Written problem>
Every record below should be printed exactly as it appears.

Input records>
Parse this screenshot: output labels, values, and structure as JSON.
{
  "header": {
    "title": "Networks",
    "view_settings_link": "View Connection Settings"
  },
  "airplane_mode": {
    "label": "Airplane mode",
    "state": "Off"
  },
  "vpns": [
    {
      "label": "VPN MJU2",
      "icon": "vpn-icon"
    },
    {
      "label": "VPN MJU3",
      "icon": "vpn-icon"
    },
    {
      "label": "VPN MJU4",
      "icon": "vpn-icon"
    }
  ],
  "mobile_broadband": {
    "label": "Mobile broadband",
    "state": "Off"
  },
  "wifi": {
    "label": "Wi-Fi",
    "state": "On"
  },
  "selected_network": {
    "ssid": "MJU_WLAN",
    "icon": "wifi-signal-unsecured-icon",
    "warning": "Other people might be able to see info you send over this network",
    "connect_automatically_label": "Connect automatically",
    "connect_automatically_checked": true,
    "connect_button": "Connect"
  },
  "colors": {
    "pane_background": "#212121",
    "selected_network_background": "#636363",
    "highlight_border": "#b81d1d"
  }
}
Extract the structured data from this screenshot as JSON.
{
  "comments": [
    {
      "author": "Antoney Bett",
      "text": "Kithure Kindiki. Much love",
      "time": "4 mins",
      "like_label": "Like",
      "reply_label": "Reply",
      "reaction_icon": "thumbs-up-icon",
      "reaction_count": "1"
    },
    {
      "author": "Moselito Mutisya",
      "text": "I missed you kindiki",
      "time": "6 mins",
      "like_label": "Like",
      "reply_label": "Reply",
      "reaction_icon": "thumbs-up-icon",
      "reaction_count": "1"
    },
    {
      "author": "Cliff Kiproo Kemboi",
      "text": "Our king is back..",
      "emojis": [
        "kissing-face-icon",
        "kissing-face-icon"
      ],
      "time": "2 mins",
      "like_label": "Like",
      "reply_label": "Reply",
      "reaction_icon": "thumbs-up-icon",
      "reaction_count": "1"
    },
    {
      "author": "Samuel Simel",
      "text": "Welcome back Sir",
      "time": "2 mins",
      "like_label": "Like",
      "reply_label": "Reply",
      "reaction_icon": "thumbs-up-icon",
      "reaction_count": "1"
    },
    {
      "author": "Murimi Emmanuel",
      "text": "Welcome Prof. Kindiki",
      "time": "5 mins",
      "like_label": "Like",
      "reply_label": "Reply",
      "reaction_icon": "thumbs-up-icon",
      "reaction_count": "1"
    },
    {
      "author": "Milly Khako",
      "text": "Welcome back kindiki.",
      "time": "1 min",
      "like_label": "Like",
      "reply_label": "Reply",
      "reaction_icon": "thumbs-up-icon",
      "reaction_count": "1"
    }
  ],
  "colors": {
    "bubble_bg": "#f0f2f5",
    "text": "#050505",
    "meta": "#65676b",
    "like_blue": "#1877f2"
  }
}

Final answer>
Parse this screenshot: output labels, values, and structure as JSON.
{
  "header": {
    "title": "Networks",
    "view_settings_link": "View Connection Settings"
  },
  "airplane_mode": {
    "label": "Airplane mode",
    "state": "Off"
  },
  "vpns": [
    {
      "label": "VPN MJU2",
      "icon": "vpn-icon"
    },
    {
      "label": "VPN MJU3",
      "icon": "vpn-icon"
    },
    {
      "label": "VPN MJU4",
      "icon": "vpn-icon"
    }
  ],
  "mobile_broadband": {
    "label": "Mobile broadband",
    "state": "Off"
  },
  "wifi": {
    "label": "Wi-Fi",
    "state": "On"
  },
  "selected_network": {
    "ssid": "MJU_WLAN",
    "icon": "wifi-signal-unsecured-icon",
    "warning": "Other people might be able to see info you send over this network",
    "connect_automatically_label": "Connect automatically",
    "connect_automatically_checked": true,
    "connect_button": "Connect"
  },
  "colors": {
    "pane_background": "#212121",
    "selected_network_background": "#636363",
    "highlight_border": "#b81d1d"
  }
}
Extract the structured data from this screenshot as JSON.
{
  "comments": [
    {
      "author": "Antoney Bett",
      "text": "Kithure Kindiki. Much love",
      "time": "4 mins",
      "like_label": "Like",
      "reply_label": "Reply",
      "reaction_icon": "thumbs-up-icon",
      "reaction_count": "1"
    },
    {
      "author": "Moselito Mutisya",
      "text": "I missed you kindiki",
      "time": "6 mins",
      "like_label": "Like",
      "reply_label": "Reply",
      "reaction_icon": "thumbs-up-icon",
      "reaction_count": "1"
    },
    {
      "author": "Cliff Kiproo Kemboi",
      "text": "Our king is back..",
      "emojis": [
        "kissing-face-icon",
        "kissing-face-icon"
      ],
      "time": "2 mins",
      "like_label": "Like",
      "reply_label": "Reply",
      "reaction_icon": "thumbs-up-icon",
      "reaction_count": "1"
    },
    {
      "author": "Samuel Simel",
      "text": "Welcome back Sir",
      "time": "2 mins",
      "like_label": "Like",
      "reply_label": "Reply",
      "reaction_icon": "thumbs-up-icon",
      "reaction_count": "1"
    },
    {
      "author": "Murimi Emmanuel",
      "text": "Welcome Prof. Kindiki",
      "time": "5 mins",
      "like_label": "Like",
      "reply_label": "Reply",
      "reaction_icon": "thumbs-up-icon",
      "reaction_count": "1"
    },
    {
      "author": "Milly Khako",
      "text": "Welcome back kindiki.",
      "time": "1 min",
      "like_label": "Like",
      "reply_label": "Reply",
      "reaction_icon": "thumbs-up-icon",
      "reaction_count": "1"
    }
  ],
  "colors": {
    "bubble_bg": "#f0f2f5",
    "text": "#050505",
    "meta": "#65676b",
    "like_blue": "#1877f2"
  }
}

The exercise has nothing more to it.